DATA SECTION ::

********

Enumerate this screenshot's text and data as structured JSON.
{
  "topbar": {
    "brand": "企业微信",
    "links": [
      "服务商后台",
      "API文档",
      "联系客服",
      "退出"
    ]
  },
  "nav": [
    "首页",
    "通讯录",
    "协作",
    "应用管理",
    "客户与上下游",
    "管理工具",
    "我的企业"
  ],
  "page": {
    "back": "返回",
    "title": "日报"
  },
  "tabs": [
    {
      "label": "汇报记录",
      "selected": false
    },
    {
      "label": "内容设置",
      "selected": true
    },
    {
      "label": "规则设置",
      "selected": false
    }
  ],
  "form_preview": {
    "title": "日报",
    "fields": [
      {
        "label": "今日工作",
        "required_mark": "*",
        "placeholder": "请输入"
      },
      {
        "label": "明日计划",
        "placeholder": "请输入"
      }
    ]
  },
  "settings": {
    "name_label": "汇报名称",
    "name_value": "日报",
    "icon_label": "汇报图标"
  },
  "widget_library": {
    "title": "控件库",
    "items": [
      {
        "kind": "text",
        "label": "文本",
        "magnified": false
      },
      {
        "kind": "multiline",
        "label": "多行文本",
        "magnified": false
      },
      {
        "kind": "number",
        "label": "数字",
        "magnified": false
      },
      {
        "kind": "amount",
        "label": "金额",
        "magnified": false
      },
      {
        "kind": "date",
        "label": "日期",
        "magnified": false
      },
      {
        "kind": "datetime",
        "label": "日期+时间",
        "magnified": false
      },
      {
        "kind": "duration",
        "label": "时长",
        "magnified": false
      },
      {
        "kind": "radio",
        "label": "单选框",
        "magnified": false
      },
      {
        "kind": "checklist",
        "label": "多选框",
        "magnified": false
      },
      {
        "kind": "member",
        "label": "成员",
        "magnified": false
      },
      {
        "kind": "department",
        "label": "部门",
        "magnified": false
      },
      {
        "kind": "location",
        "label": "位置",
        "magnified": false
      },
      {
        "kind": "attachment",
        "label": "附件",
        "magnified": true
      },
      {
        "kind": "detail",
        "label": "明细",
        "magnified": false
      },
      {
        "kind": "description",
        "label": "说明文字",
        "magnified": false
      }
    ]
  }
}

********

TO BE DONE :: Please output the entire listing exactly as it stands.

SOLUTION TO THE EXERCISE ::
Enumerate this screenshot's text and data as structured JSON.
{
  "topbar": {
    "brand": "企业微信",
    "links": [
      "服务商后台",
      "API文档",
      "联系客服",
      "退出"
    ]
  },
  "nav": [
    "首页",
    "通讯录",
    "协作",
    "应用管理",
    "客户与上下游",
    "管理工具",
    "我的企业"
  ],
  "page": {
    "back": "返回",
    "title": "日报"
  },
  "tabs": [
    {
      "label": "汇报记录",
      "selected": false
    },
    {
      "label": "内容设置",
      "selected": true
    },
    {
      "label": "规则设置",
      "selected": false
    }
  ],
  "form_preview": {
    "title": "日报",
    "fields": [
      {
        "label": "今日工作",
        "required_mark": "*",
        "placeholder": "请输入"
      },
      {
        "label": "明日计划",
        "placeholder": "请输入"
      }
    ]
  },
  "settings": {
    "name_label": "汇报名称",
    "name_value": "日报",
    "icon_label": "汇报图标"
  },
  "widget_library": {
    "title": "控件库",
    "items": [
      {
        "kind": "text",
        "label": "文本",
        "magnified": false
      },
      {
        "kind": "multiline",
        "label": "多行文本",
        "magnified": false
      },
      {
        "kind": "number",
        "label": "数字",
        "magnified": false
      },
      {
        "kind": "amount",
        "label": "金额",
        "magnified": false
      },
      {
        "kind": "date",
        "label": "日期",
        "magnified": false
      },
      {
        "kind": "datetime",
        "label": "日期+时间",
        "magnified": false
      },
      {
        "kind": "duration",
        "label": "时长",
        "magnified": false
      },
      {
        "kind": "radio",
        "label": "单选框",
        "magnified": false
      },
      {
        "kind": "checklist",
        "label": "多选框",
        "magnified": false
      },
      {
        "kind": "member",
        "label": "成员",
        "magnified": false
      },
      {
        "kind": "department",
        "label": "部门",
        "magnified": false
      },
      {
        "kind": "location",
        "label": "位置",
        "magnified": false
      },
      {
        "kind": "attachment",
        "label": "附件",
        "magnified": true
      },
      {
        "kind": "detail",
        "label": "明细",
        "magnified": false
      },
      {
        "kind": "description",
        "label": "说明文字",
        "magnified": false
      }
    ]
  }
}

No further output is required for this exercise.